Task prompt:
The records below are to be quoted in full; please keep every word exact.

Data shown:
--- START ---

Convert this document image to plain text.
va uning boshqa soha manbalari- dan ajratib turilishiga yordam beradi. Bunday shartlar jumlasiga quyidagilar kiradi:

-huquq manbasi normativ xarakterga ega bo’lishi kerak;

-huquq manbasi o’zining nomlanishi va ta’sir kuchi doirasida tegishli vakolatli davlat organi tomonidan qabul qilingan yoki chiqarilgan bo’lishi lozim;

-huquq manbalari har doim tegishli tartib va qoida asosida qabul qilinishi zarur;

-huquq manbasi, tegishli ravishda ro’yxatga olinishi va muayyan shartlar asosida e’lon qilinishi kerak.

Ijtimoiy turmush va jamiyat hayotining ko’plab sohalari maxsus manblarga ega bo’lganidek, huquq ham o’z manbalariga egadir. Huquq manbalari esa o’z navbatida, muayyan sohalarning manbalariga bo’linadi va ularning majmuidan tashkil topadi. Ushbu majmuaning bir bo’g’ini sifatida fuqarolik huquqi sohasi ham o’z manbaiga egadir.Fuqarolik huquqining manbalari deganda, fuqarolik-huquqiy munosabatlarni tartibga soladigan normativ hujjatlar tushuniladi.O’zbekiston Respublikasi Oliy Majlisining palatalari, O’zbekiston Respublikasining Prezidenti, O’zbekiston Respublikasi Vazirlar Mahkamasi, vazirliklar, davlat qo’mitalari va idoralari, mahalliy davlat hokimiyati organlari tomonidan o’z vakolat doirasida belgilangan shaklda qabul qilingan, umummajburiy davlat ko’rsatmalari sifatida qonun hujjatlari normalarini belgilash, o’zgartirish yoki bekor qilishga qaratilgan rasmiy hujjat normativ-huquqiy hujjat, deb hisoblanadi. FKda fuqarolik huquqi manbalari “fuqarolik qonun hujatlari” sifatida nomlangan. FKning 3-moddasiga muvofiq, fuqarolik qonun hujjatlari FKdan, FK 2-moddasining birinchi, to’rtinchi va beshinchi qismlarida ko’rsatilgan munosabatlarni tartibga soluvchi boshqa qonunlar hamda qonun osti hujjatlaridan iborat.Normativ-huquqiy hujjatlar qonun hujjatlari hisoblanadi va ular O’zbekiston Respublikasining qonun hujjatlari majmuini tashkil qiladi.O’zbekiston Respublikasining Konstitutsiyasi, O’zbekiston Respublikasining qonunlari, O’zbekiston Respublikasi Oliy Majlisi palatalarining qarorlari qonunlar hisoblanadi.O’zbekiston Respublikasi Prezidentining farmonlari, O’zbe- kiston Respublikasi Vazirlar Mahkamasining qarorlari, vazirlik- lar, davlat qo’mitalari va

--- END ---

The result:
Convert this document image to plain text.
va uning boshqa soha manbalari- dan ajratib turilishiga yordam beradi. Bunday shartlar jumlasiga quyidagilar kiradi:

-huquq manbasi normativ xarakterga ega bo’lishi kerak;

-huquq manbasi o’zining nomlanishi va ta’sir kuchi doirasida tegishli vakolatli davlat organi tomonidan qabul qilingan yoki chiqarilgan bo’lishi lozim;

-huquq manbalari har doim tegishli tartib va qoida asosida qabul qilinishi zarur;

-huquq manbasi, tegishli ravishda ro’yxatga olinishi va muayyan shartlar asosida e’lon qilinishi kerak.

Ijtimoiy turmush va jamiyat hayotining ko’plab sohalari maxsus manblarga ega bo’lganidek, huquq ham o’z manbalariga egadir. Huquq manbalari esa o’z navbatida, muayyan sohalarning manbalariga bo’linadi va ularning majmuidan tashkil topadi. Ushbu majmuaning bir bo’g’ini sifatida fuqarolik huquqi sohasi ham o’z manbaiga egadir.Fuqarolik huquqining manbalari deganda, fuqarolik-huquqiy munosabatlarni tartibga soladigan normativ hujjatlar tushuniladi.O’zbekiston Respublikasi Oliy Majlisining palatalari, O’zbekiston Respublikasining Prezidenti, O’zbekiston Respublikasi Vazirlar Mahkamasi, vazirliklar, davlat qo’mitalari va idoralari, mahalliy davlat hokimiyati organlari tomonidan o’z vakolat doirasida belgilangan shaklda qabul qilingan, umummajburiy davlat ko’rsatmalari sifatida qonun hujjatlari normalarini belgilash, o’zgartirish yoki bekor qilishga qaratilgan rasmiy hujjat normativ-huquqiy hujjat, deb hisoblanadi. FKda fuqarolik huquqi manbalari “fuqarolik qonun hujatlari” sifatida nomlangan. FKning 3-moddasiga muvofiq, fuqarolik qonun hujjatlari FKdan, FK 2-moddasining birinchi, to’rtinchi va beshinchi qismlarida ko’rsatilgan munosabatlarni tartibga soluvchi boshqa qonunlar hamda qonun osti hujjatlaridan iborat.Normativ-huquqiy hujjatlar qonun hujjatlari hisoblanadi va ular O’zbekiston Respublikasining qonun hujjatlari majmuini tashkil qiladi.O’zbekiston Respublikasining Konstitutsiyasi, O’zbekiston Respublikasining qonunlari, O’zbekiston Respublikasi Oliy Majlisi palatalarining qarorlari qonunlar hisoblanadi.O’zbekiston Respublikasi Prezidentining farmonlari, O’zbe- kiston Respublikasi Vazirlar Mahkamasining qarorlari, vazirlik- lar, davlat qo’mitalari va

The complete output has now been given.